> _Excerpted data_

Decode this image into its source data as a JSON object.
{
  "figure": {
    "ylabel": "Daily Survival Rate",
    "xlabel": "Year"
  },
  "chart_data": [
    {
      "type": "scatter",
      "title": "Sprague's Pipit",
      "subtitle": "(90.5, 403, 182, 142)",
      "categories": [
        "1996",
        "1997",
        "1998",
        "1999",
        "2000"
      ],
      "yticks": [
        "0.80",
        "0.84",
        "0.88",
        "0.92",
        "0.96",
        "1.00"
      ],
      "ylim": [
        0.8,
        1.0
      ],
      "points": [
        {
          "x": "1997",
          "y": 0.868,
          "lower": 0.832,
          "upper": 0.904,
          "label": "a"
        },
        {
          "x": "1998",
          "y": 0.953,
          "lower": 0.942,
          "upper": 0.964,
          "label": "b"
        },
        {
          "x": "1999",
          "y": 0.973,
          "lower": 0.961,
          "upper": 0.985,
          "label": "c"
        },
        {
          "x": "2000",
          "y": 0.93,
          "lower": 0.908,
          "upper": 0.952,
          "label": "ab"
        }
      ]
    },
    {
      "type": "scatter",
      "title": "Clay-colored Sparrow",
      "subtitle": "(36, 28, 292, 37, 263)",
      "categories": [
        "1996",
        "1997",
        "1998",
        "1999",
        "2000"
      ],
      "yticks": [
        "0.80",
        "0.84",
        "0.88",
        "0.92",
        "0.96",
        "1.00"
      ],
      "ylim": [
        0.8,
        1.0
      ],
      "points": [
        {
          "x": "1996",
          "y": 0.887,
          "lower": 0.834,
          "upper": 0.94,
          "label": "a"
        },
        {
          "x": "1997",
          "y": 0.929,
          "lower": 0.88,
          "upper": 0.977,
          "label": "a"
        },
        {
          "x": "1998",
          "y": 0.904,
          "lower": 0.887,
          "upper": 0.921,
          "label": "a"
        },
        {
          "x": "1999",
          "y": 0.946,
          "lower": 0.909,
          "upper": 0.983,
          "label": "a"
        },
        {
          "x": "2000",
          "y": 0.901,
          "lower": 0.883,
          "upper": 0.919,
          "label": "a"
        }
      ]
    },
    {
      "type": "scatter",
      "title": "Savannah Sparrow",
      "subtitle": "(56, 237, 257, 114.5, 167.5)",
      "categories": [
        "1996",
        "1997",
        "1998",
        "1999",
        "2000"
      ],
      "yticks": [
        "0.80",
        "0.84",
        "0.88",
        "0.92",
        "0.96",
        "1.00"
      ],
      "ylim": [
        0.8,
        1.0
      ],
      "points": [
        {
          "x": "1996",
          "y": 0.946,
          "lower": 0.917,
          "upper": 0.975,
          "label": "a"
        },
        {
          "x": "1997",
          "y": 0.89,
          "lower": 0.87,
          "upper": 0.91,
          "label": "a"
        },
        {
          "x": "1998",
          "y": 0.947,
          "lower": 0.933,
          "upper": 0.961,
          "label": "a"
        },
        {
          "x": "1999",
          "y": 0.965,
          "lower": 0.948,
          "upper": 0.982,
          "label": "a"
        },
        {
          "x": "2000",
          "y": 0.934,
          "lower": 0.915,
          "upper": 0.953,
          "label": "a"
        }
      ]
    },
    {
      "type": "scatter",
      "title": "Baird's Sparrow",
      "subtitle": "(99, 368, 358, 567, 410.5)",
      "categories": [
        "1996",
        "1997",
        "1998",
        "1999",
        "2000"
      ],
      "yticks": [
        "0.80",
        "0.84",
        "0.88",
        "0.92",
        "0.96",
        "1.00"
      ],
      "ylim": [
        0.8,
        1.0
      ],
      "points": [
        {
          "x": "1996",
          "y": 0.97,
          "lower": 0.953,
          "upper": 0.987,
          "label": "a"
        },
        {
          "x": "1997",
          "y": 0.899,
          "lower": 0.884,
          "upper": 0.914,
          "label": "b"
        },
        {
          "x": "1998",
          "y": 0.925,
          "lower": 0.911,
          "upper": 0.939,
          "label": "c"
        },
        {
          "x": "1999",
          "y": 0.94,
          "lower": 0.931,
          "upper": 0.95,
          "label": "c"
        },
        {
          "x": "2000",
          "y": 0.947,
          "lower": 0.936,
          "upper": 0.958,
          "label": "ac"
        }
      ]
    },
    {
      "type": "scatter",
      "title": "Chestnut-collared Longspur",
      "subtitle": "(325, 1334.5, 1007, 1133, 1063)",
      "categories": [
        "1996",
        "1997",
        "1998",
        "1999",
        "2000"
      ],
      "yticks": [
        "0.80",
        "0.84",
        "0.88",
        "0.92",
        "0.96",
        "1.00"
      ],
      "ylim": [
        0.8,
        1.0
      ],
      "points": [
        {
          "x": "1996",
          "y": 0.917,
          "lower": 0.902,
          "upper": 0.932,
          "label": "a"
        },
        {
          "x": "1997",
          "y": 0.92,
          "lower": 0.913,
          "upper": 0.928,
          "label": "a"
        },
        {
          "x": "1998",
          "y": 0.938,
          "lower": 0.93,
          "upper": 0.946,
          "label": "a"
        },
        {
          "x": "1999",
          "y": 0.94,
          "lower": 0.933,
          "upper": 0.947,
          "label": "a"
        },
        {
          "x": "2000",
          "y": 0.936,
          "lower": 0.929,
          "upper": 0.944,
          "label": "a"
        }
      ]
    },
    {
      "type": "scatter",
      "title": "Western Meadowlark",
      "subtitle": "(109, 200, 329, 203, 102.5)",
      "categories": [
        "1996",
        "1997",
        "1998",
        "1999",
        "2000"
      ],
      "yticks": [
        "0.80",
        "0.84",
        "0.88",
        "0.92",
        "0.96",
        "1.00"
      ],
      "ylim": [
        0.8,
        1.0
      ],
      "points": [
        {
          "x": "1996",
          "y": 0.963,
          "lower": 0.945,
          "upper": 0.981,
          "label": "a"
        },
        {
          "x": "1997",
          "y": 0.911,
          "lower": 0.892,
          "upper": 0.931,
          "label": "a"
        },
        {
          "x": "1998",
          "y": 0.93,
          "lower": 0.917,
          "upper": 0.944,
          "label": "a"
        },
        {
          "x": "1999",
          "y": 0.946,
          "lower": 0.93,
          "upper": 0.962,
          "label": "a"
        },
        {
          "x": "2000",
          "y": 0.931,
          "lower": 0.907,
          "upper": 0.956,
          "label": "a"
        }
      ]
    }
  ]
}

> _Exercise_
Looking at the entries above, how many lines contain the word "Sparrow"? Answer with the number alone.

> _Completed task_
3